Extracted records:
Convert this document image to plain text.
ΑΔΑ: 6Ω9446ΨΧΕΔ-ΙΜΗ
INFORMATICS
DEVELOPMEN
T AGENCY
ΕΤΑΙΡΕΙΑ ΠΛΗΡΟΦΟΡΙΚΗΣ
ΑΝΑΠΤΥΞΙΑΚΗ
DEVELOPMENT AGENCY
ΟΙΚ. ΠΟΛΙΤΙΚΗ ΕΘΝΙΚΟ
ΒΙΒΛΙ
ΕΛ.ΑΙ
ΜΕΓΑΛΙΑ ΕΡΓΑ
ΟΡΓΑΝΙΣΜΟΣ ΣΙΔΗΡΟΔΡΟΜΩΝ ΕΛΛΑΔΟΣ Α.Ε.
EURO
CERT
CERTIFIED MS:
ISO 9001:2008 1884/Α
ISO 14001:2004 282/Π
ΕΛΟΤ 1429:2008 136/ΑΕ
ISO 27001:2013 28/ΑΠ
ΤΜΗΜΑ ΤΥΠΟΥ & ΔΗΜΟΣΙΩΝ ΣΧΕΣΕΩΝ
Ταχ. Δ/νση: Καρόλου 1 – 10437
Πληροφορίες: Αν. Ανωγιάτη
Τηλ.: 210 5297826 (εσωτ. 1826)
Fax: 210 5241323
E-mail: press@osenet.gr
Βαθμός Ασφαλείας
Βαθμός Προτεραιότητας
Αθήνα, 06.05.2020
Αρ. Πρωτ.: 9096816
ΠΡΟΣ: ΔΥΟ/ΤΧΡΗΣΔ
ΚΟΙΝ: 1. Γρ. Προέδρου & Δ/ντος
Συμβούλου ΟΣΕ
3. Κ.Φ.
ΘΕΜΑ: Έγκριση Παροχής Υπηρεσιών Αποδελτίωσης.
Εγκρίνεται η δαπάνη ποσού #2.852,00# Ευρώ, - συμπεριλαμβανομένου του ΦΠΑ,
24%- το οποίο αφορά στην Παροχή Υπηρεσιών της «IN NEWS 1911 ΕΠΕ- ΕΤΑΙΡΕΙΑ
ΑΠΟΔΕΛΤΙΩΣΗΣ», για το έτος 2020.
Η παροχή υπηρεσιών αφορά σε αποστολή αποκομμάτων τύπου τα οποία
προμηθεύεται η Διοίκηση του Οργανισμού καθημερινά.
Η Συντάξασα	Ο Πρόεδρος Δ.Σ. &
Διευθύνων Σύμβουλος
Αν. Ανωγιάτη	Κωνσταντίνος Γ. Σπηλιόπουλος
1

_TASK DIRECTIONS:_ Print out the whole listing exactly as it appears.

_EXERCISE OUTPUT:_
Convert this document image to plain text.
ΑΔΑ: 6Ω9446ΨΧΕΔ-ΙΜΗ
INFORMATICS
DEVELOPMEN
T AGENCY
ΕΤΑΙΡΕΙΑ ΠΛΗΡΟΦΟΡΙΚΗΣ
ΑΝΑΠΤΥΞΙΑΚΗ
DEVELOPMENT AGENCY
ΟΙΚ. ΠΟΛΙΤΙΚΗ ΕΘΝΙΚΟ
ΒΙΒΛΙ
ΕΛ.ΑΙ
ΜΕΓΑΛΙΑ ΕΡΓΑ
ΟΡΓΑΝΙΣΜΟΣ ΣΙΔΗΡΟΔΡΟΜΩΝ ΕΛΛΑΔΟΣ Α.Ε.
EURO
CERT
CERTIFIED MS:
ISO 9001:2008 1884/Α
ISO 14001:2004 282/Π
ΕΛΟΤ 1429:2008 136/ΑΕ
ISO 27001:2013 28/ΑΠ
ΤΜΗΜΑ ΤΥΠΟΥ & ΔΗΜΟΣΙΩΝ ΣΧΕΣΕΩΝ
Ταχ. Δ/νση: Καρόλου 1 – 10437
Πληροφορίες: Αν. Ανωγιάτη
Τηλ.: 210 5297826 (εσωτ. 1826)
Fax: 210 5241323
E-mail: press@osenet.gr
Βαθμός Ασφαλείας
Βαθμός Προτεραιότητας
Αθήνα, 06.05.2020
Αρ. Πρωτ.: 9096816
ΠΡΟΣ: ΔΥΟ/ΤΧΡΗΣΔ
ΚΟΙΝ: 1. Γρ. Προέδρου & Δ/ντος
Συμβούλου ΟΣΕ
3. Κ.Φ.
ΘΕΜΑ: Έγκριση Παροχής Υπηρεσιών Αποδελτίωσης.
Εγκρίνεται η δαπάνη ποσού #2.852,00# Ευρώ, - συμπεριλαμβανομένου του ΦΠΑ,
24%- το οποίο αφορά στην Παροχή Υπηρεσιών της «IN NEWS 1911 ΕΠΕ- ΕΤΑΙΡΕΙΑ
ΑΠΟΔΕΛΤΙΩΣΗΣ», για το έτος 2020.
Η παροχή υπηρεσιών αφορά σε αποστολή αποκομμάτων τύπου τα οποία
προμηθεύεται η Διοίκηση του Οργανισμού καθημερινά.
Η Συντάξασα	Ο Πρόεδρος Δ.Σ. &
Διευθύνων Σύμβουλος
Αν. Ανωγιάτη	Κωνσταντίνος Γ. Σπηλιόπουλος
1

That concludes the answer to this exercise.